## MATERIAL FOR THIS TASK
-- BEGIN --
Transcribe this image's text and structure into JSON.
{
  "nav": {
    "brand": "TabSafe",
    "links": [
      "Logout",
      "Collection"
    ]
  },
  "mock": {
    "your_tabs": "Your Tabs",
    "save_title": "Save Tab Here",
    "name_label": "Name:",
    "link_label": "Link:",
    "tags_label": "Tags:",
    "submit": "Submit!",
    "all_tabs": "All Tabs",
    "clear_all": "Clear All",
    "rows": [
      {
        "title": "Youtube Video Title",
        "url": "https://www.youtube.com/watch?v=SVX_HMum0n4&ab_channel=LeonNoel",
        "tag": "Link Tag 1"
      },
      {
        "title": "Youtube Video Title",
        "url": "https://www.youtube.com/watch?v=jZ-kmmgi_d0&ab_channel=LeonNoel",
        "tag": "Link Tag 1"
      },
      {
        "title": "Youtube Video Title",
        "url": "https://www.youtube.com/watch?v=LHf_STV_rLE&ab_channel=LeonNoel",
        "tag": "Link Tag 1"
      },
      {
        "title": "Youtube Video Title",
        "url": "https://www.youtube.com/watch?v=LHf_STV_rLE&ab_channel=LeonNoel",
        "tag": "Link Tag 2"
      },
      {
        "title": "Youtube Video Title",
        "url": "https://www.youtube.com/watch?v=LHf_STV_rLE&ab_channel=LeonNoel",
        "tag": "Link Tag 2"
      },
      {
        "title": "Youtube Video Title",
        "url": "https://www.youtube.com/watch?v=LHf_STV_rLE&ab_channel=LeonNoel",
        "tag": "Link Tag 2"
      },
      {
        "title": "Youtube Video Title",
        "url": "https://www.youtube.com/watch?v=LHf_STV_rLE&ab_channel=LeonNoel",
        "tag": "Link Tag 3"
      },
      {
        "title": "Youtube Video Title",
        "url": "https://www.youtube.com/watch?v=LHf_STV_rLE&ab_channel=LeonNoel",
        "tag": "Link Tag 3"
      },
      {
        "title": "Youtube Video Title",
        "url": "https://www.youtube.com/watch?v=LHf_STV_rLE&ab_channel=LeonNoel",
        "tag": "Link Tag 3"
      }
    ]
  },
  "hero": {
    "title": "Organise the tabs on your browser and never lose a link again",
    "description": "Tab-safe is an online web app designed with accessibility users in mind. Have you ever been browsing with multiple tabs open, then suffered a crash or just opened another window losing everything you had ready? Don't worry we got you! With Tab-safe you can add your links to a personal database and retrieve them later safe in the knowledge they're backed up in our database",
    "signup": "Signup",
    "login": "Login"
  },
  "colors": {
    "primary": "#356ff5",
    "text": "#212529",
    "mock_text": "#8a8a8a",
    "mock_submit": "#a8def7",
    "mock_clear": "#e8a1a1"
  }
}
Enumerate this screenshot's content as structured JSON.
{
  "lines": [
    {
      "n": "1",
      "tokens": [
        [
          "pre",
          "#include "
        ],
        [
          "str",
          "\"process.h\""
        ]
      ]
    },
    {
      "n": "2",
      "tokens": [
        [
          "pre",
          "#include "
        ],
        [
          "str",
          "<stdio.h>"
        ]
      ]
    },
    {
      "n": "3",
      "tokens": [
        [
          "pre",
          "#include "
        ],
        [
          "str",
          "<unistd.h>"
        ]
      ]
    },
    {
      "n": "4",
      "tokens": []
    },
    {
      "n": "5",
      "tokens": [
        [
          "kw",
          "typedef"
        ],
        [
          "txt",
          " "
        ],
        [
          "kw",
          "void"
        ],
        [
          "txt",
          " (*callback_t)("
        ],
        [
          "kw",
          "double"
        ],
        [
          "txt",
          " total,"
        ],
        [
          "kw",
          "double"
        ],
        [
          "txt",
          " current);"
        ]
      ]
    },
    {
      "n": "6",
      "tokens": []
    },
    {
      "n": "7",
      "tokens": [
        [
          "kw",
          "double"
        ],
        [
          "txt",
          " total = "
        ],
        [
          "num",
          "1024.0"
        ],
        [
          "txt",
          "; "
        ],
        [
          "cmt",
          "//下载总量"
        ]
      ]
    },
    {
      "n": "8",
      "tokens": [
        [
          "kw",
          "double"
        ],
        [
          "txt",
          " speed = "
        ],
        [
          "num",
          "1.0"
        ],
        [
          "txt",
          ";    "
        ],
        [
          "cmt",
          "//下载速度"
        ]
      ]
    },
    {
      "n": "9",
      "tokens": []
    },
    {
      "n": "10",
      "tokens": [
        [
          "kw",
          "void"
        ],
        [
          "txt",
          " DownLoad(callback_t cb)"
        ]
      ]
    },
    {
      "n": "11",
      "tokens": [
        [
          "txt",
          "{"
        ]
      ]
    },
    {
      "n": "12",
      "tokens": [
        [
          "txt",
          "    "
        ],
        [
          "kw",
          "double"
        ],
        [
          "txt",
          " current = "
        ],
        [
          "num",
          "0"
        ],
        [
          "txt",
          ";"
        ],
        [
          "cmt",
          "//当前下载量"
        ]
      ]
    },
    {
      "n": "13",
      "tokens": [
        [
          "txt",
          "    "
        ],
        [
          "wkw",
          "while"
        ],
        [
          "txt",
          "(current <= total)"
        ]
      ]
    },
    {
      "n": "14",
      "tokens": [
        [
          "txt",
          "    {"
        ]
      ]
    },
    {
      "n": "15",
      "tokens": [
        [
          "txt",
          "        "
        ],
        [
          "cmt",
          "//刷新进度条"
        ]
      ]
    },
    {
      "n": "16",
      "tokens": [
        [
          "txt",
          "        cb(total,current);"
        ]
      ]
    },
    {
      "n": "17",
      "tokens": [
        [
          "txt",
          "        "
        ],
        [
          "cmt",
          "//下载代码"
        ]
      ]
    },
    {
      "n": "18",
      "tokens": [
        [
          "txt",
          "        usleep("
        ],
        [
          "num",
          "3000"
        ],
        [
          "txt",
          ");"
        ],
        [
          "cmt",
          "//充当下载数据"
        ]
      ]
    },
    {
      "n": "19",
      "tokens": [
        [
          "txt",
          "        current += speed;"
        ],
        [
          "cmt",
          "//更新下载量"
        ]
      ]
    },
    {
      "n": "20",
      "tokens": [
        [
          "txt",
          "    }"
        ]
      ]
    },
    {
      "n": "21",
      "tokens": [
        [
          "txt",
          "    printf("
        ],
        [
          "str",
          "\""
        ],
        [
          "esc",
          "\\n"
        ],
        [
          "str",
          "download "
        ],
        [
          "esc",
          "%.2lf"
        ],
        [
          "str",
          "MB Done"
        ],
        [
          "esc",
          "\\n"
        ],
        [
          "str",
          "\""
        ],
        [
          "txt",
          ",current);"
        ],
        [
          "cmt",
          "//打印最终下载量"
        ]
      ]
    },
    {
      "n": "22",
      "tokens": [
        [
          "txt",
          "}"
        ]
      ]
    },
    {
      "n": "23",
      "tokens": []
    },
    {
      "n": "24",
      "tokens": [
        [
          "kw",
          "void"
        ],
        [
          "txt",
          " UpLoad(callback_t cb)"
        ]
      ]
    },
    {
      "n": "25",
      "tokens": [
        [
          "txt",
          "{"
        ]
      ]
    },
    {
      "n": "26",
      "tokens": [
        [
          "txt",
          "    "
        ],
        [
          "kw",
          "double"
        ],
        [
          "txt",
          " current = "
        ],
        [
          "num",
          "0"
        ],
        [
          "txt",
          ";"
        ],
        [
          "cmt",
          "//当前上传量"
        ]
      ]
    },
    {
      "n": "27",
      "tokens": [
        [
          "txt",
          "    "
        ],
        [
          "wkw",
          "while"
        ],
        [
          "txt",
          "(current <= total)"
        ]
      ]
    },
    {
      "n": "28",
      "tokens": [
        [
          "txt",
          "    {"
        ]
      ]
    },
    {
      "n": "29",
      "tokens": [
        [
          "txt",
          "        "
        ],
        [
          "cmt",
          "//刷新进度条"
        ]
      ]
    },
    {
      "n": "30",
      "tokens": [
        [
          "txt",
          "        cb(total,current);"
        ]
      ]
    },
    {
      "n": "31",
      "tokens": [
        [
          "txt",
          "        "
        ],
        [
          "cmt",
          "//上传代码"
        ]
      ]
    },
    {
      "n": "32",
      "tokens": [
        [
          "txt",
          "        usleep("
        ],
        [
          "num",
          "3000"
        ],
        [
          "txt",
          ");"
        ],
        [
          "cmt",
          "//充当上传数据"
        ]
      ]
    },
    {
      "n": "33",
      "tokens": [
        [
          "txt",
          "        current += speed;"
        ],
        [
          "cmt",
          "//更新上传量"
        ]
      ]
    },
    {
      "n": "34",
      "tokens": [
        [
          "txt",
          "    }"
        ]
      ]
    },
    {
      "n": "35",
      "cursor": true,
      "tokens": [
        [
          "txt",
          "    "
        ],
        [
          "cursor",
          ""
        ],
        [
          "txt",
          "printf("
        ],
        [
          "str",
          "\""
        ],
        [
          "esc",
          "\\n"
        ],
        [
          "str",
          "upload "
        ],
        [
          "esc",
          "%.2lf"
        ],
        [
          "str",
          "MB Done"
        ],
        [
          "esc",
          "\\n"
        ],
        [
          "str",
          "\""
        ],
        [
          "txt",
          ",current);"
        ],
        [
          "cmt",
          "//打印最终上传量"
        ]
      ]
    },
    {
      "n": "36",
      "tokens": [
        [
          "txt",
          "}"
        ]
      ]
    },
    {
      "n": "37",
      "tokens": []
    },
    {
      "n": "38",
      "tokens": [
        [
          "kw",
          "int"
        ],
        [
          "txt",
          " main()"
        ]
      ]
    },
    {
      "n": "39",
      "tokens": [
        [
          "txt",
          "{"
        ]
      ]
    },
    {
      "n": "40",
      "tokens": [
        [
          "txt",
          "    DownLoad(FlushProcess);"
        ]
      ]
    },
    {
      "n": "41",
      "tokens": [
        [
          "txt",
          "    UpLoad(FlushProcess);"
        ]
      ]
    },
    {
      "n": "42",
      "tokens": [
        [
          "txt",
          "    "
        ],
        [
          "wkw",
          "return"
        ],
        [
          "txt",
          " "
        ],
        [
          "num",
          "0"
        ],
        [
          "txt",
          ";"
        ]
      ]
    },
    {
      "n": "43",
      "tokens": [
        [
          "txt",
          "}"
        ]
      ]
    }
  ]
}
-- END --
## THE TASK
Looking back at the lines above, state how many contain the word "FlushProcess", and supply nothing besides the number.

## EXERCISE RESULT
2